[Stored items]
━━━
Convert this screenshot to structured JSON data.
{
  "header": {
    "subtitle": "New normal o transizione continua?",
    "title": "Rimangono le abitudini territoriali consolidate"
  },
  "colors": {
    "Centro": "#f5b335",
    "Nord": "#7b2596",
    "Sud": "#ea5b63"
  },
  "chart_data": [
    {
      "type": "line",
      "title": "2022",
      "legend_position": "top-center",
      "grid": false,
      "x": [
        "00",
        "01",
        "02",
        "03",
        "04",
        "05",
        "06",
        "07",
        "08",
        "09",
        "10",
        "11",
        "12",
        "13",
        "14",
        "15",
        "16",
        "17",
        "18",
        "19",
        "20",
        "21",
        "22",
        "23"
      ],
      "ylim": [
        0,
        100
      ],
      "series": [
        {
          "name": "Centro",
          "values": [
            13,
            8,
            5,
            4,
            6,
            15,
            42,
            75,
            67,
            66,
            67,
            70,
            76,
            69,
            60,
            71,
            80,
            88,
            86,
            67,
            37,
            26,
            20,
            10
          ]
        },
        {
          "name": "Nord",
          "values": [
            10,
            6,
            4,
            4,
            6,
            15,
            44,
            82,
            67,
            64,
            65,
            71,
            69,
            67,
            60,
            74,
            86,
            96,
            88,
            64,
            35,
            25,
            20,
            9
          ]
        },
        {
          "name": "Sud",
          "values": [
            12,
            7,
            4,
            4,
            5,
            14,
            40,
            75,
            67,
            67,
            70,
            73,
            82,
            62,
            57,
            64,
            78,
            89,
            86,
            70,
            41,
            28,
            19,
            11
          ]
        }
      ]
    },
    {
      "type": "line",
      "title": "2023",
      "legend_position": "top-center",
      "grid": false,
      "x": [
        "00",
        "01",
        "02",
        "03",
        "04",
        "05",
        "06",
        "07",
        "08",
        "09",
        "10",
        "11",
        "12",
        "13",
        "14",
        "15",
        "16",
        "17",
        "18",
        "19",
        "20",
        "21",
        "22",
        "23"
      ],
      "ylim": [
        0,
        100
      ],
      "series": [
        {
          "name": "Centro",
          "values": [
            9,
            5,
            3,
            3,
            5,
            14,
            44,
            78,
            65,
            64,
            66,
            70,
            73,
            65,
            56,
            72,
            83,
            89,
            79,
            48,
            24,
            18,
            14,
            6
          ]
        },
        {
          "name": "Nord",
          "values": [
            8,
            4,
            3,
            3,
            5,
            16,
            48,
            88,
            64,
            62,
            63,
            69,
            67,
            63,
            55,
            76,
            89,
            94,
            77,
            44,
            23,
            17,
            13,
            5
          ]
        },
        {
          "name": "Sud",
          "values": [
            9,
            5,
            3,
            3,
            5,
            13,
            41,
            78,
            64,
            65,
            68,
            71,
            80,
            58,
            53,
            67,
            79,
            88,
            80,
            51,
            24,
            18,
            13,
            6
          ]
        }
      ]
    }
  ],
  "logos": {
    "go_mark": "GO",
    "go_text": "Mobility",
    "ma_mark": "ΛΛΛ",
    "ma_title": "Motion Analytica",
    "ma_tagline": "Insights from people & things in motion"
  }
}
━━━
TASK STATEMENT | Print all of the entries exactly as they appear.

SOLUTION TO THE PROBLEM |
Convert this screenshot to structured JSON data.
{
  "header": {
    "subtitle": "New normal o transizione continua?",
    "title": "Rimangono le abitudini territoriali consolidate"
  },
  "colors": {
    "Centro": "#f5b335",
    "Nord": "#7b2596",
    "Sud": "#ea5b63"
  },
  "chart_data": [
    {
      "type": "line",
      "title": "2022",
      "legend_position": "top-center",
      "grid": false,
      "x": [
        "00",
        "01",
        "02",
        "03",
        "04",
        "05",
        "06",
        "07",
        "08",
        "09",
        "10",
        "11",
        "12",
        "13",
        "14",
        "15",
        "16",
        "17",
        "18",
        "19",
        "20",
        "21",
        "22",
        "23"
      ],
      "ylim": [
        0,
        100
      ],
      "series": [
        {
          "name": "Centro",
          "values": [
            13,
            8,
            5,
            4,
            6,
            15,
            42,
            75,
            67,
            66,
            67,
            70,
            76,
            69,
            60,
            71,
            80,
            88,
            86,
            67,
            37,
            26,
            20,
            10
          ]
        },
        {
          "name": "Nord",
          "values": [
            10,
            6,
            4,
            4,
            6,
            15,
            44,
            82,
            67,
            64,
            65,
            71,
            69,
            67,
            60,
            74,
            86,
            96,
            88,
            64,
            35,
            25,
            20,
            9
          ]
        },
        {
          "name": "Sud",
          "values": [
            12,
            7,
            4,
            4,
            5,
            14,
            40,
            75,
            67,
            67,
            70,
            73,
            82,
            62,
            57,
            64,
            78,
            89,
            86,
            70,
            41,
            28,
            19,
            11
          ]
        }
      ]
    },
    {
      "type": "line",
      "title": "2023",
      "legend_position": "top-center",
      "grid": false,
      "x": [
        "00",
        "01",
        "02",
        "03",
        "04",
        "05",
        "06",
        "07",
        "08",
        "09",
        "10",
        "11",
        "12",
        "13",
        "14",
        "15",
        "16",
        "17",
        "18",
        "19",
        "20",
        "21",
        "22",
        "23"
      ],
      "ylim": [
        0,
        100
      ],
      "series": [
        {
          "name": "Centro",
          "values": [
            9,
            5,
            3,
            3,
            5,
            14,
            44,
            78,
            65,
            64,
            66,
            70,
            73,
            65,
            56,
            72,
            83,
            89,
            79,
            48,
            24,
            18,
            14,
            6
          ]
        },
        {
          "name": "Nord",
          "values": [
            8,
            4,
            3,
            3,
            5,
            16,
            48,
            88,
            64,
            62,
            63,
            69,
            67,
            63,
            55,
            76,
            89,
            94,
            77,
            44,
            23,
            17,
            13,
            5
          ]
        },
        {
          "name": "Sud",
          "values": [
            9,
            5,
            3,
            3,
            5,
            13,
            41,
            78,
            64,
            65,
            68,
            71,
            80,
            58,
            53,
            67,
            79,
            88,
            80,
            51,
            24,
            18,
            13,
            6
          ]
        }
      ]
    }
  ],
  "logos": {
    "go_mark": "GO",
    "go_text": "Mobility",
    "ma_mark": "ΛΛΛ",
    "ma_title": "Motion Analytica",
    "ma_tagline": "Insights from people & things in motion"
  }
}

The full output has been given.